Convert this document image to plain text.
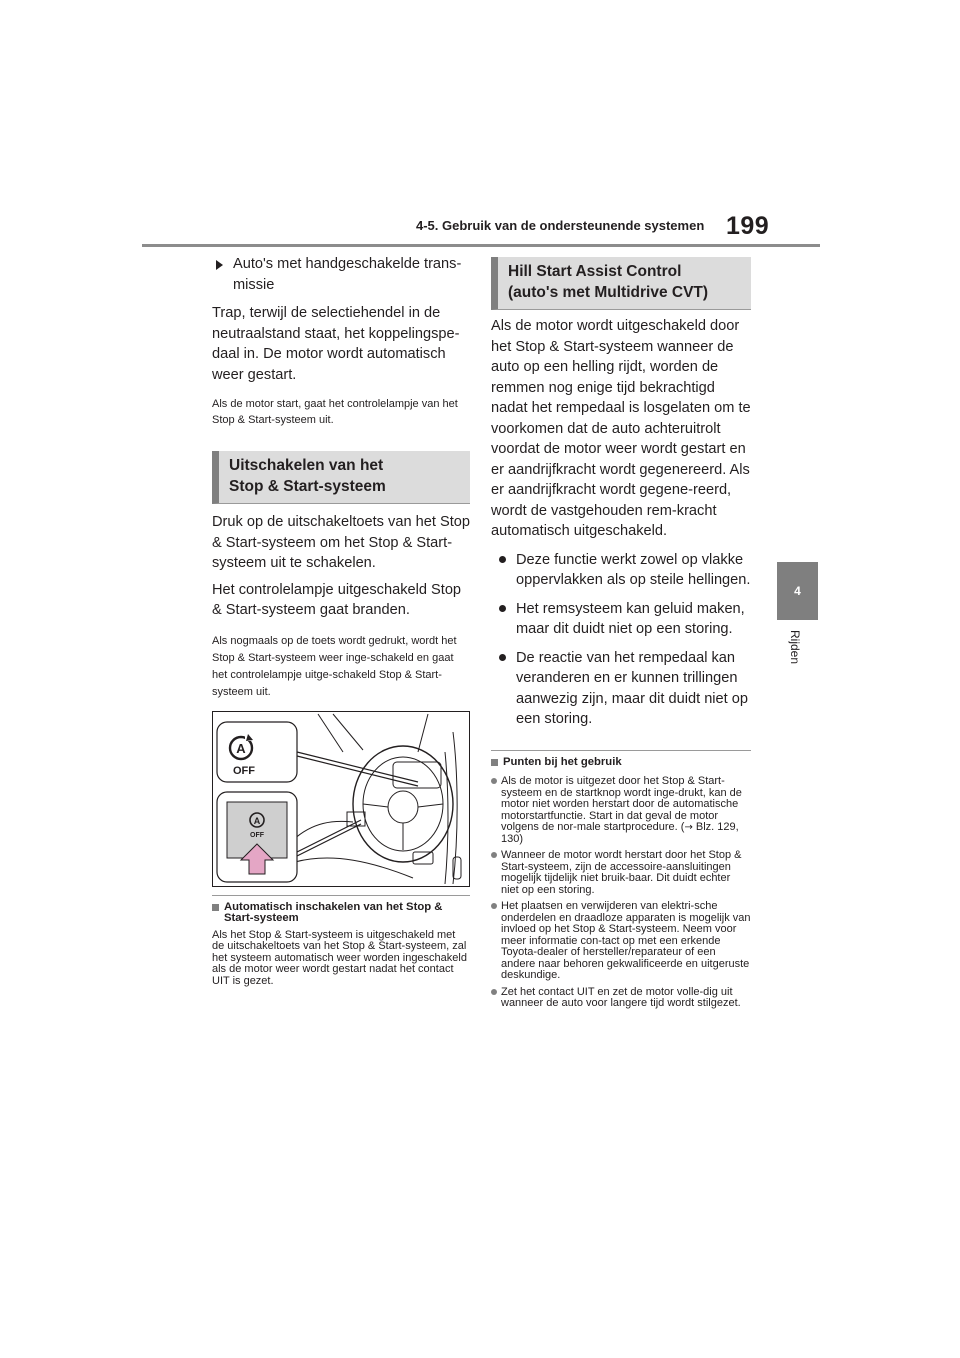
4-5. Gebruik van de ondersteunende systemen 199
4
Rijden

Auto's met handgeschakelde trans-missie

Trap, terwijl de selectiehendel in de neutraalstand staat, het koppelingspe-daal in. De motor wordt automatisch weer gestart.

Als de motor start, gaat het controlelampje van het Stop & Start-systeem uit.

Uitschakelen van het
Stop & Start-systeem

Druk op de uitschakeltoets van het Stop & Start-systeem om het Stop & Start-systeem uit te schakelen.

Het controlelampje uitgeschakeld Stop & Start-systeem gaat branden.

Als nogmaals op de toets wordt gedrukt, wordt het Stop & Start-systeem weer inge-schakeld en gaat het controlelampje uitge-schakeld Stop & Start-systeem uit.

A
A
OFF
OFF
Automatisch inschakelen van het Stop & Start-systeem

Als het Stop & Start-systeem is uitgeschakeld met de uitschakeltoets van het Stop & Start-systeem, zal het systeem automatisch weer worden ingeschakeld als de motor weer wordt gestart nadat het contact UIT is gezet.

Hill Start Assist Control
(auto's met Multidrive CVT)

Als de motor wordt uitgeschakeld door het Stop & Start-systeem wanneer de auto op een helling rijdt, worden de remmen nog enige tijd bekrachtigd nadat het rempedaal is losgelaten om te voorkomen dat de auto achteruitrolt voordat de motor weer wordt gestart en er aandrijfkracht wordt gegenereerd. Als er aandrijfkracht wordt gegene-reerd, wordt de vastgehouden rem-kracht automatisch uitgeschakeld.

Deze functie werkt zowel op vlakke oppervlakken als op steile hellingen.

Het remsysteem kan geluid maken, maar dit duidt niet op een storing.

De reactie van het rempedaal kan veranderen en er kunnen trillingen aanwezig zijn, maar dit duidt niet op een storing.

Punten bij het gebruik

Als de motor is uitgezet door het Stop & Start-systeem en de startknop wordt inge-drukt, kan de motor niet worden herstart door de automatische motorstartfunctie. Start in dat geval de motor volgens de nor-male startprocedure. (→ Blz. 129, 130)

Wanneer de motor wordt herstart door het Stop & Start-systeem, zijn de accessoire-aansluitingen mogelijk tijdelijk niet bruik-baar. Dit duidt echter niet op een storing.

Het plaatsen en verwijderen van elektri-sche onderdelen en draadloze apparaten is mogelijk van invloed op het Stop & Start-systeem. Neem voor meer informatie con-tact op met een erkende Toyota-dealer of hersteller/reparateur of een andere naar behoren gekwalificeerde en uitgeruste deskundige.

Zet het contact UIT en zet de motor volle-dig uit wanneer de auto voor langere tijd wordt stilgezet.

--

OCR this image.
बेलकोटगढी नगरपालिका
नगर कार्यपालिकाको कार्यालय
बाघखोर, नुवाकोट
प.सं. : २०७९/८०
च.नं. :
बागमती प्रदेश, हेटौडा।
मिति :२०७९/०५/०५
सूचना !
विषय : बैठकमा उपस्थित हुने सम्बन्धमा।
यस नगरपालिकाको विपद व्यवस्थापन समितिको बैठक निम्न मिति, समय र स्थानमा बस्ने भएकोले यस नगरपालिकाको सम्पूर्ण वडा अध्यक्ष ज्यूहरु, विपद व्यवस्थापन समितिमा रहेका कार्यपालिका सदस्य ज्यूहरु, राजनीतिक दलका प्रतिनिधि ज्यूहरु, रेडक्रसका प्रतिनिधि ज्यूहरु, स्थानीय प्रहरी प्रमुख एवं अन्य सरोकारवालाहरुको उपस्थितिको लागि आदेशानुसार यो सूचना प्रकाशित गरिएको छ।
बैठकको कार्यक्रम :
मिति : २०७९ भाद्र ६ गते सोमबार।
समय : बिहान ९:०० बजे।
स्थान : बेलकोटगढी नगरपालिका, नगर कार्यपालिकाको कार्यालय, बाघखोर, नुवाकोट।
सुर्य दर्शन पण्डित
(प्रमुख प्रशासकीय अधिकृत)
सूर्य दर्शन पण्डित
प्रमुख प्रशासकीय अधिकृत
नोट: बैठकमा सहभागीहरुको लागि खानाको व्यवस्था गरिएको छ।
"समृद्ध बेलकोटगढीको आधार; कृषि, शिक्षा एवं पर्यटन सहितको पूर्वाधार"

...

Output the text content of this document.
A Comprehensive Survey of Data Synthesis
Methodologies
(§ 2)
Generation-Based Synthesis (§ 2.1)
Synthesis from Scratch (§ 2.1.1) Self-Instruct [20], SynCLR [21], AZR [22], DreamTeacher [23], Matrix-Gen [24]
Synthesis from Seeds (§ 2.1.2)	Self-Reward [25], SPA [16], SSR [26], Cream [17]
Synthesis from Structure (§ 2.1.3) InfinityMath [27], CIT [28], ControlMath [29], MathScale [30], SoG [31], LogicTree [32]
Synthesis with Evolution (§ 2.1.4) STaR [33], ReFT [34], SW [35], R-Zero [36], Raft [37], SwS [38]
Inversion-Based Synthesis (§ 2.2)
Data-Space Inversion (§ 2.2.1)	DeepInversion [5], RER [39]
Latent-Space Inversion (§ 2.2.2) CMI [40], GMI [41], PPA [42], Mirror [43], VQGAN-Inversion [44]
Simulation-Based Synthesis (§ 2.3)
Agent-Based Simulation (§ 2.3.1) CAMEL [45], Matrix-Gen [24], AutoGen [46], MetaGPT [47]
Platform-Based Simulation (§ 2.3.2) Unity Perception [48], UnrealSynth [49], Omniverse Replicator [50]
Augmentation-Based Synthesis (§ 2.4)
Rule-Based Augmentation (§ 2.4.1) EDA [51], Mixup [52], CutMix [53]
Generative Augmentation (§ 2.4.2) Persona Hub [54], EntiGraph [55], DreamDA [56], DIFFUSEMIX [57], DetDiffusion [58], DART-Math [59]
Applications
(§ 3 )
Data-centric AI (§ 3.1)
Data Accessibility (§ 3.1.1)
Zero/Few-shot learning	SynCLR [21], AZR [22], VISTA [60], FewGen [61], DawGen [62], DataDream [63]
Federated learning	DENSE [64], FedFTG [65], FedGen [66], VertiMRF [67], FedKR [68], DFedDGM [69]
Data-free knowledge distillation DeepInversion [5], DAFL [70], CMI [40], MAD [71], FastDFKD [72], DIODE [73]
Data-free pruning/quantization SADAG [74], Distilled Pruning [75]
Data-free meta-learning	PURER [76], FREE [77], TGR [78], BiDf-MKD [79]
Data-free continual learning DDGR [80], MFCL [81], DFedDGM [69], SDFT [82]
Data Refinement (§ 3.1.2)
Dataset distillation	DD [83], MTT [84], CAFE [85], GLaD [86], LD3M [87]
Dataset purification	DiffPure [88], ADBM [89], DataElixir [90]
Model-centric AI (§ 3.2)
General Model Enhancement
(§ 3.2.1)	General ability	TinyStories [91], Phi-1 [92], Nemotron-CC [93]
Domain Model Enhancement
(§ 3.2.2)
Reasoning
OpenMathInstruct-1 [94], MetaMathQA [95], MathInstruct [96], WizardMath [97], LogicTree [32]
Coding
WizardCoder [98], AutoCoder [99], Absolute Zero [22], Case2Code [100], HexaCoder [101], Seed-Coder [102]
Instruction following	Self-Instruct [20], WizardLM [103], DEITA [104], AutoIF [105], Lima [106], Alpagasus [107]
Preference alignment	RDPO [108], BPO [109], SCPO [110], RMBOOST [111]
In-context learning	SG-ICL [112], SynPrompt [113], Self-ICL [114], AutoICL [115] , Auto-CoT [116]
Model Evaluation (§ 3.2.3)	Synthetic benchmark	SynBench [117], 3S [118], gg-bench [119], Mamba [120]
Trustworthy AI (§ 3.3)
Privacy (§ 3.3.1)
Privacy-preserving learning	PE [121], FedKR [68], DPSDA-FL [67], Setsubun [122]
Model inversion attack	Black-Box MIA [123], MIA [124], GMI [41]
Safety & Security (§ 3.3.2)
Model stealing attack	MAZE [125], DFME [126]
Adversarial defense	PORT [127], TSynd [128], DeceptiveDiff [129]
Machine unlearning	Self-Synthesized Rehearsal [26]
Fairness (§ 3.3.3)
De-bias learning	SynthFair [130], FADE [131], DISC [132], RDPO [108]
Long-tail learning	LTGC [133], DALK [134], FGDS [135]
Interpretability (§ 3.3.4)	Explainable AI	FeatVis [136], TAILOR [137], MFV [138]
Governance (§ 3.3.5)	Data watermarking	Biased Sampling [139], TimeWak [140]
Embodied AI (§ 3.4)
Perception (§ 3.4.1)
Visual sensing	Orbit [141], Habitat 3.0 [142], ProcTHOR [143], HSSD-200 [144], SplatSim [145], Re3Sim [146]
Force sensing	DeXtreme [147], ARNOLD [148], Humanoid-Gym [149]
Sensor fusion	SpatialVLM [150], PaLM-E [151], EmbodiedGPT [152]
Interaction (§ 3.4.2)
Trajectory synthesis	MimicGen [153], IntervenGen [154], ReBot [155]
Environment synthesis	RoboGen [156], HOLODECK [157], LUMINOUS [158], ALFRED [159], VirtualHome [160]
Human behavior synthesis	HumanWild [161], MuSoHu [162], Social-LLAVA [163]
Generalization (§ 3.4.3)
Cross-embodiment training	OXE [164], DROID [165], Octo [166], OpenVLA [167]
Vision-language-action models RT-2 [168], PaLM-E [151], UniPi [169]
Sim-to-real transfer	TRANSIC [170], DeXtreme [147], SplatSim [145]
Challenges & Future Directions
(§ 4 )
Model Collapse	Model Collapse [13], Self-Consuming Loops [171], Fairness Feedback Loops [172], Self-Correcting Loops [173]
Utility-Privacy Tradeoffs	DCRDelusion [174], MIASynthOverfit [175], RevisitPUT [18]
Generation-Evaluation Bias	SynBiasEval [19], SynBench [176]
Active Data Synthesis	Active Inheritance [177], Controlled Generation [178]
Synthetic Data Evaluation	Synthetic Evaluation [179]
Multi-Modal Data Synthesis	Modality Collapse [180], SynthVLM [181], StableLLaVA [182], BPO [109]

• TO DO:
Tally the lines of the preceding listing in which the word "Perception" appears; state nothing but the total.

• TASK ANSWER:
2